Retype the records below exactly as they appear.
BEGIN INFORMATION SHOWN
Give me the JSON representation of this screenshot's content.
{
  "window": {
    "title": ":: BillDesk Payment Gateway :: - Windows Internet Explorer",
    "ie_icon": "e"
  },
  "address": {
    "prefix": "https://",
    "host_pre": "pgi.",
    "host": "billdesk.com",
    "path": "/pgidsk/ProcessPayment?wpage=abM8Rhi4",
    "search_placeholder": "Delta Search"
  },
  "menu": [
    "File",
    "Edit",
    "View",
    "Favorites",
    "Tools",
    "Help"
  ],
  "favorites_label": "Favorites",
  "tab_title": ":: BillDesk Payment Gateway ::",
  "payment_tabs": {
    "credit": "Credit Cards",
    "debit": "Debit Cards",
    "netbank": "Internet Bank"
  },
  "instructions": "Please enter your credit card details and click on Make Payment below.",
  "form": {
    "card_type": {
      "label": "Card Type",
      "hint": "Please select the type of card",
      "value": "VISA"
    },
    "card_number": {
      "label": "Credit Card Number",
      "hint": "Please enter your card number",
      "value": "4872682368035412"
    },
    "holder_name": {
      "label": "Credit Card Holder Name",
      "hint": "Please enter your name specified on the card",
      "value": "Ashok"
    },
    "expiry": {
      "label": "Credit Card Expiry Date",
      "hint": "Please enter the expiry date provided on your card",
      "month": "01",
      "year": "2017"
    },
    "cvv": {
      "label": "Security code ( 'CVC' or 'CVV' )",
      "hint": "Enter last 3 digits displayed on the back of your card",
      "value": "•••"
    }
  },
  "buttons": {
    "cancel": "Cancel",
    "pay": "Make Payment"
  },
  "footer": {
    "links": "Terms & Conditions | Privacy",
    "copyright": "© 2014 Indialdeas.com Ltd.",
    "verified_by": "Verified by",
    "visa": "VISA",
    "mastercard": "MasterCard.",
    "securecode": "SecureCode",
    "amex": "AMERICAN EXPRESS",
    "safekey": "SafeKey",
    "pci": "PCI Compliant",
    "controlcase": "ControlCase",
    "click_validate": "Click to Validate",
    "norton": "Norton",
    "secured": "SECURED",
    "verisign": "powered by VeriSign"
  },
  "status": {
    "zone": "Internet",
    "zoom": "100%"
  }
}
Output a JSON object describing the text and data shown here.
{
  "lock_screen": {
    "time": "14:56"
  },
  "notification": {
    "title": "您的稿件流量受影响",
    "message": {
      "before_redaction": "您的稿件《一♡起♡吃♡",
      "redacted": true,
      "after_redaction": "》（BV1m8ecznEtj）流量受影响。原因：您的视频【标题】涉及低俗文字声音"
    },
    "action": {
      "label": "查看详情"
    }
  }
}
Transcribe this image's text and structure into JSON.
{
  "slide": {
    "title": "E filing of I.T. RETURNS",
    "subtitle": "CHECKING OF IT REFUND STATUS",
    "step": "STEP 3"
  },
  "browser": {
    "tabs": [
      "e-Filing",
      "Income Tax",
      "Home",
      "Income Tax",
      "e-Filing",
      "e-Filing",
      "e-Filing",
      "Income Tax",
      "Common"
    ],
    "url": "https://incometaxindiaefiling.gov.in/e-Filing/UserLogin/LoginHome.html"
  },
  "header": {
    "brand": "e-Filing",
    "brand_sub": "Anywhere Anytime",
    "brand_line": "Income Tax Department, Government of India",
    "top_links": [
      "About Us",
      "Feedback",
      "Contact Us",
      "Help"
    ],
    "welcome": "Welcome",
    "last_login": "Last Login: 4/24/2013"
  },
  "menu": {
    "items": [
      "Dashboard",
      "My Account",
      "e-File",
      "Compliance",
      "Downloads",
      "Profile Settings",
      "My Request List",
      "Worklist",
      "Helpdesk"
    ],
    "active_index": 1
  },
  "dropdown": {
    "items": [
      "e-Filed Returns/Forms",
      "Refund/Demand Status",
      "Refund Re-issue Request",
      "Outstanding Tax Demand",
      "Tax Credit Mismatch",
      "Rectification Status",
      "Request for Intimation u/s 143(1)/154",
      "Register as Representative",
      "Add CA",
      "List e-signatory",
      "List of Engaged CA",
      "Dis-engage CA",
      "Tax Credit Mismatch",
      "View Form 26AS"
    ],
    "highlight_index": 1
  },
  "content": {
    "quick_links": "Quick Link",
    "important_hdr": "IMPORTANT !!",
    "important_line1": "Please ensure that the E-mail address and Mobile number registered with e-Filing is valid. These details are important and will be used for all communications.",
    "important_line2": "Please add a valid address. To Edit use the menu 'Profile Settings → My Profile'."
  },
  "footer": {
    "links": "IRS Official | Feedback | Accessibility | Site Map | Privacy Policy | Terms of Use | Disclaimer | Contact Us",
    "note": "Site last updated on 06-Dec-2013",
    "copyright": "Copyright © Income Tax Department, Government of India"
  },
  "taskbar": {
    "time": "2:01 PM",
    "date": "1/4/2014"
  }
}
END INFORMATION SHOWN
_EXPECTED ANSWER_.
Give me the JSON representation of this screenshot's content.
{
  "window": {
    "title": ":: BillDesk Payment Gateway :: - Windows Internet Explorer",
    "ie_icon": "e"
  },
  "address": {
    "prefix": "https://",
    "host_pre": "pgi.",
    "host": "billdesk.com",
    "path": "/pgidsk/ProcessPayment?wpage=abM8Rhi4",
    "search_placeholder": "Delta Search"
  },
  "menu": [
    "File",
    "Edit",
    "View",
    "Favorites",
    "Tools",
    "Help"
  ],
  "favorites_label": "Favorites",
  "tab_title": ":: BillDesk Payment Gateway ::",
  "payment_tabs": {
    "credit": "Credit Cards",
    "debit": "Debit Cards",
    "netbank": "Internet Bank"
  },
  "instructions": "Please enter your credit card details and click on Make Payment below.",
  "form": {
    "card_type": {
      "label": "Card Type",
      "hint": "Please select the type of card",
      "value": "VISA"
    },
    "card_number": {
      "label": "Credit Card Number",
      "hint": "Please enter your card number",
      "value": "4872682368035412"
    },
    "holder_name": {
      "label": "Credit Card Holder Name",
      "hint": "Please enter your name specified on the card",
      "value": "Ashok"
    },
    "expiry": {
      "label": "Credit Card Expiry Date",
      "hint": "Please enter the expiry date provided on your card",
      "month": "01",
      "year": "2017"
    },
    "cvv": {
      "label": "Security code ( 'CVC' or 'CVV' )",
      "hint": "Enter last 3 digits displayed on the back of your card",
      "value": "•••"
    }
  },
  "buttons": {
    "cancel": "Cancel",
    "pay": "Make Payment"
  },
  "footer": {
    "links": "Terms & Conditions | Privacy",
    "copyright": "© 2014 Indialdeas.com Ltd.",
    "verified_by": "Verified by",
    "visa": "VISA",
    "mastercard": "MasterCard.",
    "securecode": "SecureCode",
    "amex": "AMERICAN EXPRESS",
    "safekey": "SafeKey",
    "pci": "PCI Compliant",
    "controlcase": "ControlCase",
    "click_validate": "Click to Validate",
    "norton": "Norton",
    "secured": "SECURED",
    "verisign": "powered by VeriSign"
  },
  "status": {
    "zone": "Internet",
    "zoom": "100%"
  }
}
Output a JSON object describing the text and data shown here.
{
  "lock_screen": {
    "time": "14:56"
  },
  "notification": {
    "title": "您的稿件流量受影响",
    "message": {
      "before_redaction": "您的稿件《一♡起♡吃♡",
      "redacted": true,
      "after_redaction": "》（BV1m8ecznEtj）流量受影响。原因：您的视频【标题】涉及低俗文字声音"
    },
    "action": {
      "label": "查看详情"
    }
  }
}
Transcribe this image's text and structure into JSON.
{
  "slide": {
    "title": "E filing of I.T. RETURNS",
    "subtitle": "CHECKING OF IT REFUND STATUS",
    "step": "STEP 3"
  },
  "browser": {
    "tabs": [
      "e-Filing",
      "Income Tax",
      "Home",
      "Income Tax",
      "e-Filing",
      "e-Filing",
      "e-Filing",
      "Income Tax",
      "Common"
    ],
    "url": "https://incometaxindiaefiling.gov.in/e-Filing/UserLogin/LoginHome.html"
  },
  "header": {
    "brand": "e-Filing",
    "brand_sub": "Anywhere Anytime",
    "brand_line": "Income Tax Department, Government of India",
    "top_links": [
      "About Us",
      "Feedback",
      "Contact Us",
      "Help"
    ],
    "welcome": "Welcome",
    "last_login": "Last Login: 4/24/2013"
  },
  "menu": {
    "items": [
      "Dashboard",
      "My Account",
      "e-File",
      "Compliance",
      "Downloads",
      "Profile Settings",
      "My Request List",
      "Worklist",
      "Helpdesk"
    ],
    "active_index": 1
  },
  "dropdown": {
    "items": [
      "e-Filed Returns/Forms",
      "Refund/Demand Status",
      "Refund Re-issue Request",
      "Outstanding Tax Demand",
      "Tax Credit Mismatch",
      "Rectification Status",
      "Request for Intimation u/s 143(1)/154",
      "Register as Representative",
      "Add CA",
      "List e-signatory",
      "List of Engaged CA",
      "Dis-engage CA",
      "Tax Credit Mismatch",
      "View Form 26AS"
    ],
    "highlight_index": 1
  },
  "content": {
    "quick_links": "Quick Link",
    "important_hdr": "IMPORTANT !!",
    "important_line1": "Please ensure that the E-mail address and Mobile number registered with e-Filing is valid. These details are important and will be used for all communications.",
    "important_line2": "Please add a valid address. To Edit use the menu 'Profile Settings → My Profile'."
  },
  "footer": {
    "links": "IRS Official | Feedback | Accessibility | Site Map | Privacy Policy | Terms of Use | Disclaimer | Contact Us",
    "note": "Site last updated on 06-Dec-2013",
    "copyright": "Copyright © Income Tax Department, Government of India"
  },
  "taskbar": {
    "time": "2:01 PM",
    "date": "1/4/2014"
  }
}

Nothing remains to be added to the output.